What is expected:
Copy the records from the very first line down to and including the line that contains "notice-header (5, 5, 765, 61)", keeping every character the same.

Records to use:
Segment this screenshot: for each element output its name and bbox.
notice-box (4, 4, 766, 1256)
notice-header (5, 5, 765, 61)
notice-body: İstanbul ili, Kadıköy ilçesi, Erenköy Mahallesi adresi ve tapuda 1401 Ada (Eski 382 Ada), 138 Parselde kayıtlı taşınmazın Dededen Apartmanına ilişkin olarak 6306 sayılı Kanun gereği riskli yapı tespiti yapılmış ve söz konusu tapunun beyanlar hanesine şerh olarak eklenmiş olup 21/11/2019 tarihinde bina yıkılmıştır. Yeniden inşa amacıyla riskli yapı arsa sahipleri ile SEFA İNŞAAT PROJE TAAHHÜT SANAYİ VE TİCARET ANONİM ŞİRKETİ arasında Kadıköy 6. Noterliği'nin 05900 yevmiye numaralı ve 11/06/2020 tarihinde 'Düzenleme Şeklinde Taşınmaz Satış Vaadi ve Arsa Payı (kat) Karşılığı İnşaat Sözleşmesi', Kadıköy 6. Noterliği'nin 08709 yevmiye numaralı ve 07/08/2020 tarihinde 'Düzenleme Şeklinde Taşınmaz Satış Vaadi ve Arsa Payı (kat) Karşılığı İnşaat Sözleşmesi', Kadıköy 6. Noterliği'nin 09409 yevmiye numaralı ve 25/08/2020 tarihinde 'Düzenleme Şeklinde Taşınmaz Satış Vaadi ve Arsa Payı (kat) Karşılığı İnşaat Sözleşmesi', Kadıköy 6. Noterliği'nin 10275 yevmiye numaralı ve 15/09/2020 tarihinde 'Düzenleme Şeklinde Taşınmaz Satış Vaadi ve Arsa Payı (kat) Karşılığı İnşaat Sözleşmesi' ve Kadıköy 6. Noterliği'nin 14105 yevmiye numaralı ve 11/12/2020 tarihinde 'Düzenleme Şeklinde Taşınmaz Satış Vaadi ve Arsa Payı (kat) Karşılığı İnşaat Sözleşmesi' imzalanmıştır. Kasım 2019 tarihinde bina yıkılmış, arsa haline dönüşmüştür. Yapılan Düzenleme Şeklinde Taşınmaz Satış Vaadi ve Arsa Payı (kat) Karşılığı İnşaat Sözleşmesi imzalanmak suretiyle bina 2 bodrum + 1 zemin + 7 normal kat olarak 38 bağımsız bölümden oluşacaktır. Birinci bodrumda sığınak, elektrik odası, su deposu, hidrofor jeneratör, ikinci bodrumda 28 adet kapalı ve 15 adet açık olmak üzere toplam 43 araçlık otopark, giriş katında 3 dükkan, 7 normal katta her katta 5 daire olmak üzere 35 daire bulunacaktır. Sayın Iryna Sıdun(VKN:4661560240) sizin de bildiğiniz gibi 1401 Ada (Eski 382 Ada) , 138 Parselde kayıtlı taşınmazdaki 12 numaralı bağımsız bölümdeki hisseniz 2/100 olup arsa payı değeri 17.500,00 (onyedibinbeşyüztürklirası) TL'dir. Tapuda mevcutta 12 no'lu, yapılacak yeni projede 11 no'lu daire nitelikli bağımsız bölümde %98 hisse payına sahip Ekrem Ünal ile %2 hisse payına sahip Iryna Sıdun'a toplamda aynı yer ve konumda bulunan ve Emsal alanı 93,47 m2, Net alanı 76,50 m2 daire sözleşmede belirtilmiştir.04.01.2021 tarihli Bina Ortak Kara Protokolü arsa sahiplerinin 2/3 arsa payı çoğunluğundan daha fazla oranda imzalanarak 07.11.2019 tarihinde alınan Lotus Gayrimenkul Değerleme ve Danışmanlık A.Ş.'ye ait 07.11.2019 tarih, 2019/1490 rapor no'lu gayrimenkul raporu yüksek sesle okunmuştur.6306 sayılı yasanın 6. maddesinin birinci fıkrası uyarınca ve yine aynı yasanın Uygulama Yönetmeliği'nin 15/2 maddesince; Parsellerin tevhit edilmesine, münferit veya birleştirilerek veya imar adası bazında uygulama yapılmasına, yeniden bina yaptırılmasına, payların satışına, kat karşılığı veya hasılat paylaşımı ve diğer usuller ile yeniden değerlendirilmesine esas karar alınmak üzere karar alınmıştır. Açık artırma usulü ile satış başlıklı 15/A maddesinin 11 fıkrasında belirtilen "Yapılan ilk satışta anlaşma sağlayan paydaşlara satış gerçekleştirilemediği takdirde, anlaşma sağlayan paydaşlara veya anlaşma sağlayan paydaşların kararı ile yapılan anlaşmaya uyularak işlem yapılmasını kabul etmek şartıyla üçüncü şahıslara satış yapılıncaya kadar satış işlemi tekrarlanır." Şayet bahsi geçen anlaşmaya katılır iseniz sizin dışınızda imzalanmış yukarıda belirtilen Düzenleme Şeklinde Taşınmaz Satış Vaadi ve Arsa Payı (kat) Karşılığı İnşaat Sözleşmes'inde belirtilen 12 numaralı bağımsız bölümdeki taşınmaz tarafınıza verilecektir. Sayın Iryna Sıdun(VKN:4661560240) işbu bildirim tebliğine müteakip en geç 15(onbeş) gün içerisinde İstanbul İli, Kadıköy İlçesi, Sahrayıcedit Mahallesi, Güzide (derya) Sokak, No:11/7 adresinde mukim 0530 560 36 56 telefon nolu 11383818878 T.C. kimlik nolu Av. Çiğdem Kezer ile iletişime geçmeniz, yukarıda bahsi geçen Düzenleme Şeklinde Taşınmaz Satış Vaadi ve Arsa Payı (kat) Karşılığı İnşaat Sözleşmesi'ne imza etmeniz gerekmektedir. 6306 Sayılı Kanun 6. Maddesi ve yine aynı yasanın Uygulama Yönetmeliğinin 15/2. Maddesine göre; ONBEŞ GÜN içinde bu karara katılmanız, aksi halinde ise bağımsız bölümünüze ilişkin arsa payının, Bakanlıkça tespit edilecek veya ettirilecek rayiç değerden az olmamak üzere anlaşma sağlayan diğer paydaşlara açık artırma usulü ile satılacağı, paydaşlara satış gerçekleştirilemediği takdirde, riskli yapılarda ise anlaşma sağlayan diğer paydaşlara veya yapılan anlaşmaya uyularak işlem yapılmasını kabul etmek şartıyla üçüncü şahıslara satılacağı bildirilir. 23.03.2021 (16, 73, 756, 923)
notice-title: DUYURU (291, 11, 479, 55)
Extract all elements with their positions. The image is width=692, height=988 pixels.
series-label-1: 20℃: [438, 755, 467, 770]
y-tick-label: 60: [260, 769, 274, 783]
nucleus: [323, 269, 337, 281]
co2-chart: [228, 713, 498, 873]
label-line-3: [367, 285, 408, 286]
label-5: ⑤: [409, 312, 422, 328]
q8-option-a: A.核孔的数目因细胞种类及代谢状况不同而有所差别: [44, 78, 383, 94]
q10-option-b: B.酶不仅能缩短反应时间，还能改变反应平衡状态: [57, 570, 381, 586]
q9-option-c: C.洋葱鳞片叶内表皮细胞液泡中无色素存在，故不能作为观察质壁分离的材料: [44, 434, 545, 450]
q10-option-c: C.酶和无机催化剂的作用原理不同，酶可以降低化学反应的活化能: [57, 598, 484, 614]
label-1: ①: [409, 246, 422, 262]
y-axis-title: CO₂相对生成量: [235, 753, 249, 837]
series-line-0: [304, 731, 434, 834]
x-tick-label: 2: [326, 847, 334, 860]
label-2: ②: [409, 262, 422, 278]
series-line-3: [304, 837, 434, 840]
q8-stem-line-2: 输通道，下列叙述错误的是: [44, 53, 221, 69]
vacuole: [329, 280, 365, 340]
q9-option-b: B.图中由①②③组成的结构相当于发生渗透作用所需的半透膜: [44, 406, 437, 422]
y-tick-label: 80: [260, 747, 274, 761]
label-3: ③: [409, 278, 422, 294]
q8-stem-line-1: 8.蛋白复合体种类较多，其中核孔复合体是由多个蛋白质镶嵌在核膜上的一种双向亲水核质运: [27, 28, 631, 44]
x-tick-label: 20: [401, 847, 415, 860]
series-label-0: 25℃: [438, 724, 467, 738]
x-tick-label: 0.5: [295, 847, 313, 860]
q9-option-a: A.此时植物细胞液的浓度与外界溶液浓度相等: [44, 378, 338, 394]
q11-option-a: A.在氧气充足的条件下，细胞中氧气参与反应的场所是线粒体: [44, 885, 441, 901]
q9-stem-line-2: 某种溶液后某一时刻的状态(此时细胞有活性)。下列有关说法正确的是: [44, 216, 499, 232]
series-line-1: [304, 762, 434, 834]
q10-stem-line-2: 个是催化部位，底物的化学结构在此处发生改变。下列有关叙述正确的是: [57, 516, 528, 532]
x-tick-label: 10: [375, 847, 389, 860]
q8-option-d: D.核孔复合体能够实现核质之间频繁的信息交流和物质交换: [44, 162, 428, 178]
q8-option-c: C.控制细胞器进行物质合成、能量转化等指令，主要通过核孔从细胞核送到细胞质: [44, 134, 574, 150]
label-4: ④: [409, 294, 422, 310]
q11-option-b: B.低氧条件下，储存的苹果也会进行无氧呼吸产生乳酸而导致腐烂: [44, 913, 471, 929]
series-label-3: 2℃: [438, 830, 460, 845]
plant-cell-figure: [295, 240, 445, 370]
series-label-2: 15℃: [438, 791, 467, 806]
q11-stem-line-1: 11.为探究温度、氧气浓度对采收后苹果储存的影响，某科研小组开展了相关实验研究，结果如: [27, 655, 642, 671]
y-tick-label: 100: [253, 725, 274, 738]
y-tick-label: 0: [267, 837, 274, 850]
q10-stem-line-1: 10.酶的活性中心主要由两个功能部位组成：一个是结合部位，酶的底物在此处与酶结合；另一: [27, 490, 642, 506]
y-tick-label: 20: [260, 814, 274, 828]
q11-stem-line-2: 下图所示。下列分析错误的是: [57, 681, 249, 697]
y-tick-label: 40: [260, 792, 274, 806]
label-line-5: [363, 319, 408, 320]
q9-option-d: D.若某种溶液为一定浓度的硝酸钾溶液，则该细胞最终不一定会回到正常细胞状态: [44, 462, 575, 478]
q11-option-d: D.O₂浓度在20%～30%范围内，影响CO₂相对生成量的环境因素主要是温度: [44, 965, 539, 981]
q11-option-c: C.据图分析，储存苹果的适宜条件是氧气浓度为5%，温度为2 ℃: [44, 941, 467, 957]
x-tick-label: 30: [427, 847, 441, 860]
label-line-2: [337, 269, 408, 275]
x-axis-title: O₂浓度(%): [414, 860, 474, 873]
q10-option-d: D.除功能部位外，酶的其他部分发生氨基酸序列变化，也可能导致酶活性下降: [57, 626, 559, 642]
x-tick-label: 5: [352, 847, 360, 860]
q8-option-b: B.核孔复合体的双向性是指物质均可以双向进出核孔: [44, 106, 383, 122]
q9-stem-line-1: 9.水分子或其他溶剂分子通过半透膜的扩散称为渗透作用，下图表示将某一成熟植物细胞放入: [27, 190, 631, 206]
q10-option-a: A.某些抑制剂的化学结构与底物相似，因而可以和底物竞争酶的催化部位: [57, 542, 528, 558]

Final result:
Segment this screenshot: for each element output its name and bbox.
notice-box (4, 4, 766, 1256)
notice-header (5, 5, 765, 61)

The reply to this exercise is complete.